◆ GOAL OF THE EXERCISE ◆
Return the full material exactly.

◆ GIVEN DATA ◆
• • • • • • •

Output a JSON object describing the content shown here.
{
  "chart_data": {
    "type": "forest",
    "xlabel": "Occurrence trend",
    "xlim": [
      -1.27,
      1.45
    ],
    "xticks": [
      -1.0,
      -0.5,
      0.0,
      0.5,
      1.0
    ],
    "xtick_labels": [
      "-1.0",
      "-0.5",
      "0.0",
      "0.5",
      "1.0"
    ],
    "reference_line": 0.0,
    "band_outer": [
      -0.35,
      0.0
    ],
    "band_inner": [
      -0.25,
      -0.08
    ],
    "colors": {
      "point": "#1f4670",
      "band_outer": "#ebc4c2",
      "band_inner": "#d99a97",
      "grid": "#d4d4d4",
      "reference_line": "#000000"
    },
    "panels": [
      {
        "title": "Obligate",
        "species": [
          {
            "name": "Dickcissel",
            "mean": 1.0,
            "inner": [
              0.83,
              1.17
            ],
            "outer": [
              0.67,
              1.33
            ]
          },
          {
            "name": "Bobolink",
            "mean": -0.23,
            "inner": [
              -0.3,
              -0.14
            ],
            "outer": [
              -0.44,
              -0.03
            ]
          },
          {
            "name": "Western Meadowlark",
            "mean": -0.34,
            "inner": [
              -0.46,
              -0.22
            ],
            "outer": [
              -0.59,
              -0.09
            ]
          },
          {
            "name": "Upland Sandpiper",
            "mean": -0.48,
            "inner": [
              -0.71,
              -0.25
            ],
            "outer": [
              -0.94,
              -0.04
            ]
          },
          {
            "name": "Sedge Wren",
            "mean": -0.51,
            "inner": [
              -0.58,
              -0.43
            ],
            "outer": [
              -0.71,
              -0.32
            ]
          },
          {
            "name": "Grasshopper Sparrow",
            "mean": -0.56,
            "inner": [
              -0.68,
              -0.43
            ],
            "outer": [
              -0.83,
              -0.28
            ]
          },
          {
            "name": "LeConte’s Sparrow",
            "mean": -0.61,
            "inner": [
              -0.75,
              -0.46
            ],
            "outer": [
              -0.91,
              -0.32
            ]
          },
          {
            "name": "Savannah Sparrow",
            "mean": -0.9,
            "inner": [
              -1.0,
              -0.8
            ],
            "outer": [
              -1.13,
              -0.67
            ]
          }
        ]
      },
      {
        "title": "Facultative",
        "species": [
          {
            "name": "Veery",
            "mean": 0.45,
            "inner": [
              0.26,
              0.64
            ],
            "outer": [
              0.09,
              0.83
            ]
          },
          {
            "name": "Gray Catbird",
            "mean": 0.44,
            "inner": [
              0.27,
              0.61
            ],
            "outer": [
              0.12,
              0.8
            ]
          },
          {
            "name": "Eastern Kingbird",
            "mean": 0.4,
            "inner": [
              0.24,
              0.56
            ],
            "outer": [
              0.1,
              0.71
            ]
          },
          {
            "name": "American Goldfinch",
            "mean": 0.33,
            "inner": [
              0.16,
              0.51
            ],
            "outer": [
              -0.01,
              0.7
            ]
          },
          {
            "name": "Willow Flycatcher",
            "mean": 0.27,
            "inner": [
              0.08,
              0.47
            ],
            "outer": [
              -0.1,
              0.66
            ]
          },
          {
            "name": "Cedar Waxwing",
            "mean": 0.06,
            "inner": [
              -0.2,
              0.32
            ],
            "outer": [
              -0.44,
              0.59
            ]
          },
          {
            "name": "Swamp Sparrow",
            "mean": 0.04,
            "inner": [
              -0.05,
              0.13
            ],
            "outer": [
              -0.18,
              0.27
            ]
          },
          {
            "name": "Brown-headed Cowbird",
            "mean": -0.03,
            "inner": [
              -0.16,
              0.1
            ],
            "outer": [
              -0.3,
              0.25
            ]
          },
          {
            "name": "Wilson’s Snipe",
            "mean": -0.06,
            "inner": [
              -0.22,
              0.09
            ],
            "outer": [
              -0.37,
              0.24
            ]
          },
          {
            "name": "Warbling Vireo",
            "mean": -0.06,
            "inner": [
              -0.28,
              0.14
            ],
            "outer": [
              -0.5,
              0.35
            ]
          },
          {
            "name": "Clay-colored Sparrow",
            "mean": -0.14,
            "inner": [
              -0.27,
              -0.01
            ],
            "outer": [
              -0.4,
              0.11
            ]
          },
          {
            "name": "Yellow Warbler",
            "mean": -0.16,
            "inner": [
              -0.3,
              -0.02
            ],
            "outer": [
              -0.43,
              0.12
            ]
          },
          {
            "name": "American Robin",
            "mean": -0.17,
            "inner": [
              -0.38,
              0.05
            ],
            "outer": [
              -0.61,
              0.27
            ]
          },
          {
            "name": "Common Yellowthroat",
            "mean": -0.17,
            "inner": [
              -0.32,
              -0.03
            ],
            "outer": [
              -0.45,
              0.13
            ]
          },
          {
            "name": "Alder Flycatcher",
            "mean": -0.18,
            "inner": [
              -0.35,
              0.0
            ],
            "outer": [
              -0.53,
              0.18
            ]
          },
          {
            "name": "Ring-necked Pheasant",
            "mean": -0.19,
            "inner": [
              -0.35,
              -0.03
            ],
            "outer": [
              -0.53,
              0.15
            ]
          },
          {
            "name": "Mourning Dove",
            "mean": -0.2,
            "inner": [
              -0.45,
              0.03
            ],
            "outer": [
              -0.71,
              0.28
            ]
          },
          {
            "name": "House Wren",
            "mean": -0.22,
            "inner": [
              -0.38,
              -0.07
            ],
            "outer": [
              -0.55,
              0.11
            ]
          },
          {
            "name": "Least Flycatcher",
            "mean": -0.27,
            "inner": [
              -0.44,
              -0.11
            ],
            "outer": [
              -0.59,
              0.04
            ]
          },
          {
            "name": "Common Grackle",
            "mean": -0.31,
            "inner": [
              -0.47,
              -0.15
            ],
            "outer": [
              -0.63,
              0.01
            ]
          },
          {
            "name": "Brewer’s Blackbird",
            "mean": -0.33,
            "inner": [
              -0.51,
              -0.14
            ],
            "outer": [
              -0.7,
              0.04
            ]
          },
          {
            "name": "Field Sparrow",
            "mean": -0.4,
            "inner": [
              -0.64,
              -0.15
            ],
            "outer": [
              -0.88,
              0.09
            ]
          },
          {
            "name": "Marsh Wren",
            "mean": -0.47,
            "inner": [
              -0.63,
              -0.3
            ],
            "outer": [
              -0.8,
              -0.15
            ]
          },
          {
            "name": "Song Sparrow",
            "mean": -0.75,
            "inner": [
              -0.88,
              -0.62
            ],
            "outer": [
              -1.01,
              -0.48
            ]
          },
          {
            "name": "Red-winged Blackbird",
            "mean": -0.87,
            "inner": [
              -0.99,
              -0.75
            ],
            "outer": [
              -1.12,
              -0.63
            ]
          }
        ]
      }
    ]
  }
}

• • • • • • •

◆ RESULT OF THIS EXERCISE ◆
Output a JSON object describing the content shown here.
{
  "chart_data": {
    "type": "forest",
    "xlabel": "Occurrence trend",
    "xlim": [
      -1.27,
      1.45
    ],
    "xticks": [
      -1.0,
      -0.5,
      0.0,
      0.5,
      1.0
    ],
    "xtick_labels": [
      "-1.0",
      "-0.5",
      "0.0",
      "0.5",
      "1.0"
    ],
    "reference_line": 0.0,
    "band_outer": [
      -0.35,
      0.0
    ],
    "band_inner": [
      -0.25,
      -0.08
    ],
    "colors": {
      "point": "#1f4670",
      "band_outer": "#ebc4c2",
      "band_inner": "#d99a97",
      "grid": "#d4d4d4",
      "reference_line": "#000000"
    },
    "panels": [
      {
        "title": "Obligate",
        "species": [
          {
            "name": "Dickcissel",
            "mean": 1.0,
            "inner": [
              0.83,
              1.17
            ],
            "outer": [
              0.67,
              1.33
            ]
          },
          {
            "name": "Bobolink",
            "mean": -0.23,
            "inner": [
              -0.3,
              -0.14
            ],
            "outer": [
              -0.44,
              -0.03
            ]
          },
          {
            "name": "Western Meadowlark",
            "mean": -0.34,
            "inner": [
              -0.46,
              -0.22
            ],
            "outer": [
              -0.59,
              -0.09
            ]
          },
          {
            "name": "Upland Sandpiper",
            "mean": -0.48,
            "inner": [
              -0.71,
              -0.25
            ],
            "outer": [
              -0.94,
              -0.04
            ]
          },
          {
            "name": "Sedge Wren",
            "mean": -0.51,
            "inner": [
              -0.58,
              -0.43
            ],
            "outer": [
              -0.71,
              -0.32
            ]
          },
          {
            "name": "Grasshopper Sparrow",
            "mean": -0.56,
            "inner": [
              -0.68,
              -0.43
            ],
            "outer": [
              -0.83,
              -0.28
            ]
          },
          {
            "name": "LeConte’s Sparrow",
            "mean": -0.61,
            "inner": [
              -0.75,
              -0.46
            ],
            "outer": [
              -0.91,
              -0.32
            ]
          },
          {
            "name": "Savannah Sparrow",
            "mean": -0.9,
            "inner": [
              -1.0,
              -0.8
            ],
            "outer": [
              -1.13,
              -0.67
            ]
          }
        ]
      },
      {
        "title": "Facultative",
        "species": [
          {
            "name": "Veery",
            "mean": 0.45,
            "inner": [
              0.26,
              0.64
            ],
            "outer": [
              0.09,
              0.83
            ]
          },
          {
            "name": "Gray Catbird",
            "mean": 0.44,
            "inner": [
              0.27,
              0.61
            ],
            "outer": [
              0.12,
              0.8
            ]
          },
          {
            "name": "Eastern Kingbird",
            "mean": 0.4,
            "inner": [
              0.24,
              0.56
            ],
            "outer": [
              0.1,
              0.71
            ]
          },
          {
            "name": "American Goldfinch",
            "mean": 0.33,
            "inner": [
              0.16,
              0.51
            ],
            "outer": [
              -0.01,
              0.7
            ]
          },
          {
            "name": "Willow Flycatcher",
            "mean": 0.27,
            "inner": [
              0.08,
              0.47
            ],
            "outer": [
              -0.1,
              0.66
            ]
          },
          {
            "name": "Cedar Waxwing",
            "mean": 0.06,
            "inner": [
              -0.2,
              0.32
            ],
            "outer": [
              -0.44,
              0.59
            ]
          },
          {
            "name": "Swamp Sparrow",
            "mean": 0.04,
            "inner": [
              -0.05,
              0.13
            ],
            "outer": [
              -0.18,
              0.27
            ]
          },
          {
            "name": "Brown-headed Cowbird",
            "mean": -0.03,
            "inner": [
              -0.16,
              0.1
            ],
            "outer": [
              -0.3,
              0.25
            ]
          },
          {
            "name": "Wilson’s Snipe",
            "mean": -0.06,
            "inner": [
              -0.22,
              0.09
            ],
            "outer": [
              -0.37,
              0.24
            ]
          },
          {
            "name": "Warbling Vireo",
            "mean": -0.06,
            "inner": [
              -0.28,
              0.14
            ],
            "outer": [
              -0.5,
              0.35
            ]
          },
          {
            "name": "Clay-colored Sparrow",
            "mean": -0.14,
            "inner": [
              -0.27,
              -0.01
            ],
            "outer": [
              -0.4,
              0.11
            ]
          },
          {
            "name": "Yellow Warbler",
            "mean": -0.16,
            "inner": [
              -0.3,
              -0.02
            ],
            "outer": [
              -0.43,
              0.12
            ]
          },
          {
            "name": "American Robin",
            "mean": -0.17,
            "inner": [
              -0.38,
              0.05
            ],
            "outer": [
              -0.61,
              0.27
            ]
          },
          {
            "name": "Common Yellowthroat",
            "mean": -0.17,
            "inner": [
              -0.32,
              -0.03
            ],
            "outer": [
              -0.45,
              0.13
            ]
          },
          {
            "name": "Alder Flycatcher",
            "mean": -0.18,
            "inner": [
              -0.35,
              0.0
            ],
            "outer": [
              -0.53,
              0.18
            ]
          },
          {
            "name": "Ring-necked Pheasant",
            "mean": -0.19,
            "inner": [
              -0.35,
              -0.03
            ],
            "outer": [
              -0.53,
              0.15
            ]
          },
          {
            "name": "Mourning Dove",
            "mean": -0.2,
            "inner": [
              -0.45,
              0.03
            ],
            "outer": [
              -0.71,
              0.28
            ]
          },
          {
            "name": "House Wren",
            "mean": -0.22,
            "inner": [
              -0.38,
              -0.07
            ],
            "outer": [
              -0.55,
              0.11
            ]
          },
          {
            "name": "Least Flycatcher",
            "mean": -0.27,
            "inner": [
              -0.44,
              -0.11
            ],
            "outer": [
              -0.59,
              0.04
            ]
          },
          {
            "name": "Common Grackle",
            "mean": -0.31,
            "inner": [
              -0.47,
              -0.15
            ],
            "outer": [
              -0.63,
              0.01
            ]
          },
          {
            "name": "Brewer’s Blackbird",
            "mean": -0.33,
            "inner": [
              -0.51,
              -0.14
            ],
            "outer": [
              -0.7,
              0.04
            ]
          },
          {
            "name": "Field Sparrow",
            "mean": -0.4,
            "inner": [
              -0.64,
              -0.15
            ],
            "outer": [
              -0.88,
              0.09
            ]
          },
          {
            "name": "Marsh Wren",
            "mean": -0.47,
            "inner": [
              -0.63,
              -0.3
            ],
            "outer": [
              -0.8,
              -0.15
            ]
          },
          {
            "name": "Song Sparrow",
            "mean": -0.75,
            "inner": [
              -0.88,
              -0.62
            ],
            "outer": [
              -1.01,
              -0.48
            ]
          },
          {
            "name": "Red-winged Blackbird",
            "mean": -0.87,
            "inner": [
              -0.99,
              -0.75
            ],
            "outer": [
              -1.12,
              -0.63
            ]
          }
        ]
      }
    ]
  }
}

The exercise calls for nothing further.